* Goal of the exercise: Copy every line of the records below that holds the word "gear".

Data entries
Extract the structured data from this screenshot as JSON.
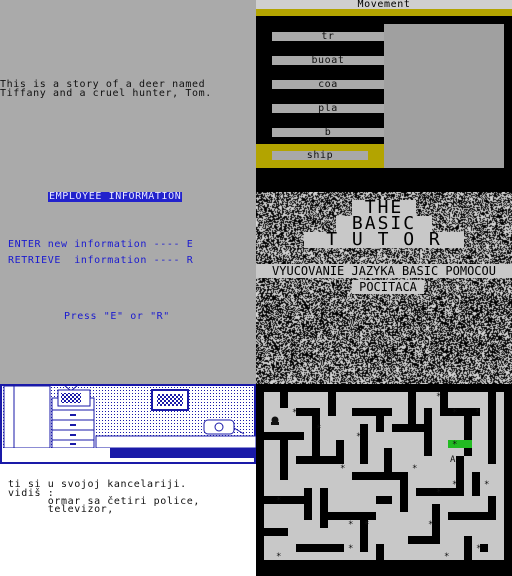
{
  "story": {
    "line1": "This is a story of a deer named",
    "line2": "Tiffany and a cruel hunter, Tom."
  },
  "movement": {
    "header": "Movement",
    "items": [
      "tr",
      "buoat",
      "coa",
      "pla",
      "b"
    ],
    "selected": "ship"
  },
  "employee": {
    "title": "EMPLOYEE INFORMATION",
    "enter": "ENTER new information ---- E",
    "retrieve": "RETRIEVE  information ---- R",
    "prompt": "Press \"E\" or \"R\""
  },
  "tutor": {
    "title1": "THE",
    "title2": "BASIC",
    "title3": "T U T O R",
    "subtitle1": "VYUCOVANIE JAZYKA BASIC POMOCOU",
    "subtitle2": "POCITACA"
  },
  "office": {
    "line1": "ti si u svojoj kancelariji.",
    "line2": "vidiš :",
    "line3": "      ormar sa četiri police,",
    "line4": "      televizor,"
  },
  "maze": {
    "symbols": [
      "*",
      "A"
    ],
    "colors": {
      "wall": "#000000",
      "floor": "#c8c8c8",
      "exit": "#22bb22"
    }
  }
}
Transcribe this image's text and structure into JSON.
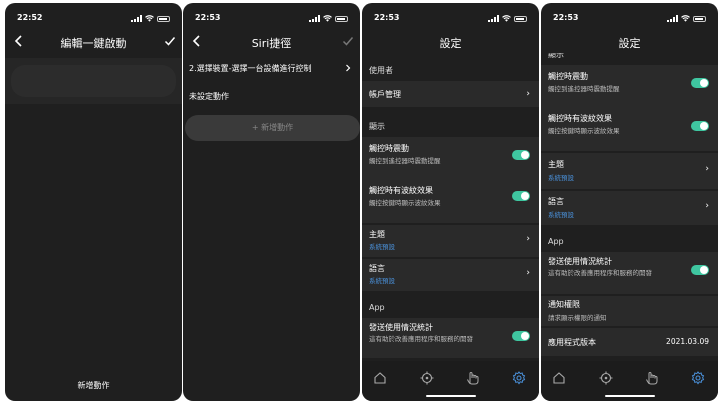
{
  "screens": [
    {
      "time": "22:52",
      "title": "編輯一鍵啟動",
      "bottom_action": "新增動作"
    },
    {
      "time": "22:53",
      "title": "Siri捷徑",
      "device_row": "2.選擇裝置-選擇一台設備進行控制",
      "unset_label": "未設定動作",
      "add_action": "+ 新增動作"
    },
    {
      "time": "22:53",
      "title": "設定",
      "section_user": "使用者",
      "account": "帳戶管理",
      "section_display": "顯示",
      "haptic_label": "觸控時震動",
      "haptic_desc": "觸控到遙控器時震動提醒",
      "ripple_label": "觸控時有波紋效果",
      "ripple_desc": "觸控按鍵時顯示波紋效果",
      "theme_label": "主題",
      "theme_value": "系統預設",
      "lang_label": "語言",
      "lang_value": "系統預設",
      "section_app": "App",
      "stats_label": "發送使用情況統計",
      "stats_desc": "這有助於改善應用程序和服務的開發"
    },
    {
      "time": "22:53",
      "title": "設定",
      "section_display": "顯示",
      "haptic_label": "觸控時震動",
      "haptic_desc": "觸控到遙控器時震動提醒",
      "ripple_label": "觸控時有波紋效果",
      "ripple_desc": "觸控按鍵時顯示波紋效果",
      "theme_label": "主題",
      "theme_value": "系統預設",
      "lang_label": "語言",
      "lang_value": "系統預設",
      "section_app": "App",
      "stats_label": "發送使用情況統計",
      "stats_desc": "這有助於改善應用程序和服務的開發",
      "notify_label": "通知權限",
      "notify_desc": "請求顯示權限的通知",
      "version_label": "應用程式版本",
      "version_value": "2021.03.09"
    }
  ],
  "icons": {
    "tab_home": "home-icon",
    "tab_remote": "crosshair-icon",
    "tab_gesture": "hand-icon",
    "tab_settings": "gear-icon"
  },
  "colors": {
    "toggle_on": "#3fc6a0",
    "link_blue": "#4a90d9"
  }
}
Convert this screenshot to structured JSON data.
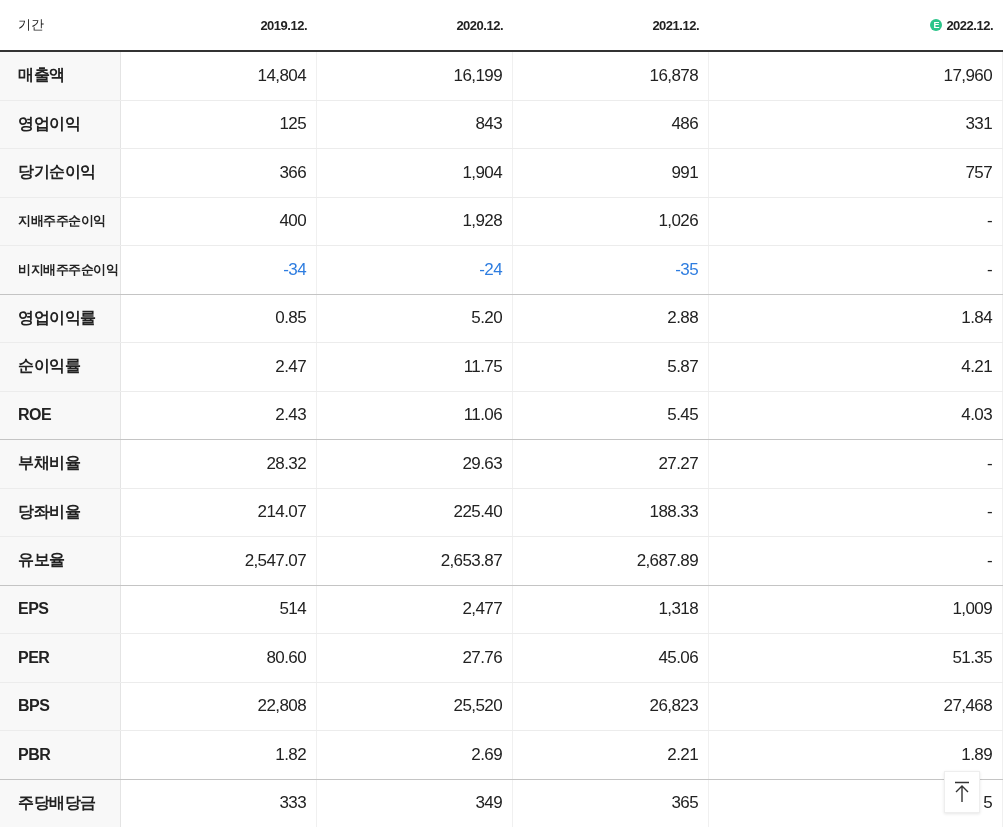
{
  "header": {
    "label": "기간",
    "columns": [
      {
        "text": "2019.12."
      },
      {
        "text": "2020.12."
      },
      {
        "text": "2021.12."
      },
      {
        "text": "2022.12.",
        "estimate_mark": "E"
      }
    ]
  },
  "groups": [
    {
      "rows": [
        {
          "label": "매출액",
          "values": [
            "14,804",
            "16,199",
            "16,878",
            "17,960"
          ]
        },
        {
          "label": "영업이익",
          "values": [
            "125",
            "843",
            "486",
            "331"
          ]
        },
        {
          "label": "당기순이익",
          "values": [
            "366",
            "1,904",
            "991",
            "757"
          ]
        },
        {
          "label": "지배주주순이익",
          "values": [
            "400",
            "1,928",
            "1,026",
            "-"
          ]
        },
        {
          "label": "비지배주주순이익",
          "values": [
            "-34",
            "-24",
            "-35",
            "-"
          ],
          "negative": [
            true,
            true,
            true,
            false
          ]
        }
      ]
    },
    {
      "rows": [
        {
          "label": "영업이익률",
          "values": [
            "0.85",
            "5.20",
            "2.88",
            "1.84"
          ]
        },
        {
          "label": "순이익률",
          "values": [
            "2.47",
            "11.75",
            "5.87",
            "4.21"
          ]
        },
        {
          "label": "ROE",
          "values": [
            "2.43",
            "11.06",
            "5.45",
            "4.03"
          ]
        }
      ]
    },
    {
      "rows": [
        {
          "label": "부채비율",
          "values": [
            "28.32",
            "29.63",
            "27.27",
            "-"
          ]
        },
        {
          "label": "당좌비율",
          "values": [
            "214.07",
            "225.40",
            "188.33",
            "-"
          ]
        },
        {
          "label": "유보율",
          "values": [
            "2,547.07",
            "2,653.87",
            "2,687.89",
            "-"
          ]
        }
      ]
    },
    {
      "rows": [
        {
          "label": "EPS",
          "values": [
            "514",
            "2,477",
            "1,318",
            "1,009"
          ]
        },
        {
          "label": "PER",
          "values": [
            "80.60",
            "27.76",
            "45.06",
            "51.35"
          ]
        },
        {
          "label": "BPS",
          "values": [
            "22,808",
            "25,520",
            "26,823",
            "27,468"
          ]
        },
        {
          "label": "PBR",
          "values": [
            "1.82",
            "2.69",
            "2.21",
            "1.89"
          ]
        }
      ]
    },
    {
      "rows": [
        {
          "label": "주당배당금",
          "values": [
            "333",
            "349",
            "365",
            "5"
          ]
        }
      ]
    }
  ],
  "scroll_top_button": true
}
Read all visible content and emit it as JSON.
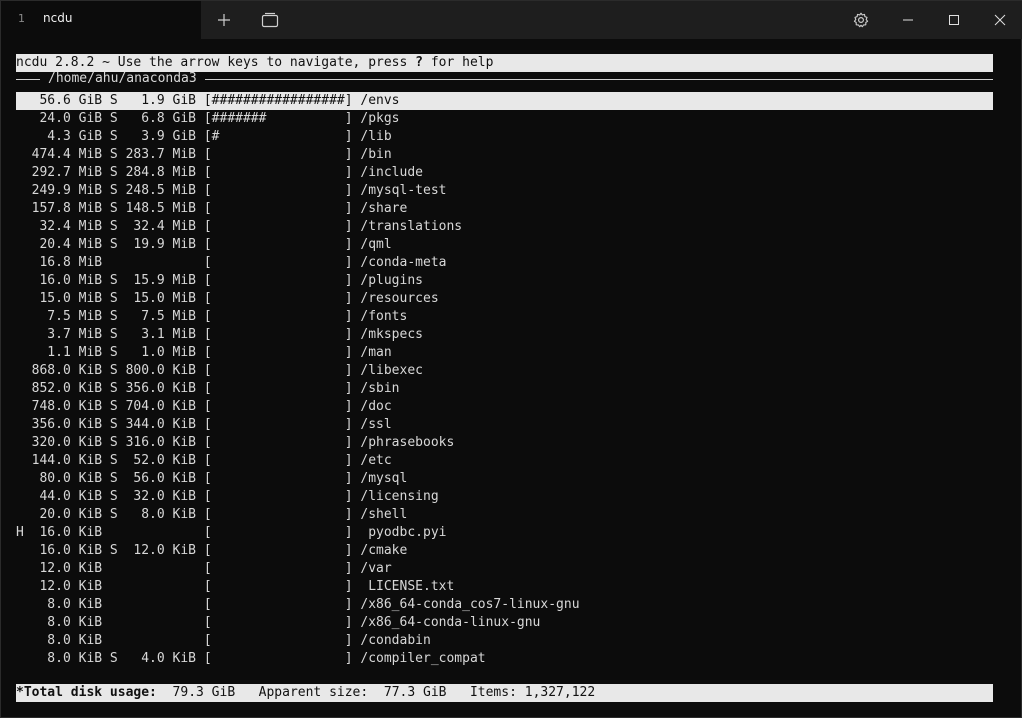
{
  "window": {
    "tab_index": "1",
    "tab_title": "ncdu"
  },
  "header": {
    "title_line": "ncdu 2.8.2 ~ Use the arrow keys to navigate, press ",
    "help_key": "?",
    "help_suffix": " for help"
  },
  "path": "/home/ahu/anaconda3",
  "rows": [
    {
      "text": "   56.6 GiB S   1.9 GiB [#################] /envs",
      "selected": true
    },
    {
      "text": "   24.0 GiB S   6.8 GiB [#######          ] /pkgs"
    },
    {
      "text": "    4.3 GiB S   3.9 GiB [#                ] /lib"
    },
    {
      "text": "  474.4 MiB S 283.7 MiB [                 ] /bin"
    },
    {
      "text": "  292.7 MiB S 284.8 MiB [                 ] /include"
    },
    {
      "text": "  249.9 MiB S 248.5 MiB [                 ] /mysql-test"
    },
    {
      "text": "  157.8 MiB S 148.5 MiB [                 ] /share"
    },
    {
      "text": "   32.4 MiB S  32.4 MiB [                 ] /translations"
    },
    {
      "text": "   20.4 MiB S  19.9 MiB [                 ] /qml"
    },
    {
      "text": "   16.8 MiB             [                 ] /conda-meta"
    },
    {
      "text": "   16.0 MiB S  15.9 MiB [                 ] /plugins"
    },
    {
      "text": "   15.0 MiB S  15.0 MiB [                 ] /resources"
    },
    {
      "text": "    7.5 MiB S   7.5 MiB [                 ] /fonts"
    },
    {
      "text": "    3.7 MiB S   3.1 MiB [                 ] /mkspecs"
    },
    {
      "text": "    1.1 MiB S   1.0 MiB [                 ] /man"
    },
    {
      "text": "  868.0 KiB S 800.0 KiB [                 ] /libexec"
    },
    {
      "text": "  852.0 KiB S 356.0 KiB [                 ] /sbin"
    },
    {
      "text": "  748.0 KiB S 704.0 KiB [                 ] /doc"
    },
    {
      "text": "  356.0 KiB S 344.0 KiB [                 ] /ssl"
    },
    {
      "text": "  320.0 KiB S 316.0 KiB [                 ] /phrasebooks"
    },
    {
      "text": "  144.0 KiB S  52.0 KiB [                 ] /etc"
    },
    {
      "text": "   80.0 KiB S  56.0 KiB [                 ] /mysql"
    },
    {
      "text": "   44.0 KiB S  32.0 KiB [                 ] /licensing"
    },
    {
      "text": "   20.0 KiB S   8.0 KiB [                 ] /shell"
    },
    {
      "text": "H  16.0 KiB             [                 ]  pyodbc.pyi"
    },
    {
      "text": "   16.0 KiB S  12.0 KiB [                 ] /cmake"
    },
    {
      "text": "   12.0 KiB             [                 ] /var"
    },
    {
      "text": "   12.0 KiB             [                 ]  LICENSE.txt"
    },
    {
      "text": "    8.0 KiB             [                 ] /x86_64-conda_cos7-linux-gnu"
    },
    {
      "text": "    8.0 KiB             [                 ] /x86_64-conda-linux-gnu"
    },
    {
      "text": "    8.0 KiB             [                 ] /condabin"
    },
    {
      "text": "    8.0 KiB S   4.0 KiB [                 ] /compiler_compat"
    }
  ],
  "footer": {
    "total_label": "*Total disk usage:",
    "total_value": "  79.3 GiB   Apparent size:  77.3 GiB   Items: 1,327,122"
  },
  "icons": {
    "new_tab": "plus-icon",
    "duplicate_tab": "tabs-icon",
    "settings": "gear-icon",
    "minimize": "minimize-icon",
    "maximize": "maximize-icon",
    "close": "close-icon"
  }
}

* Final answer:
    "tab_settings": "gear-icon"
    "settings": "gear-icon",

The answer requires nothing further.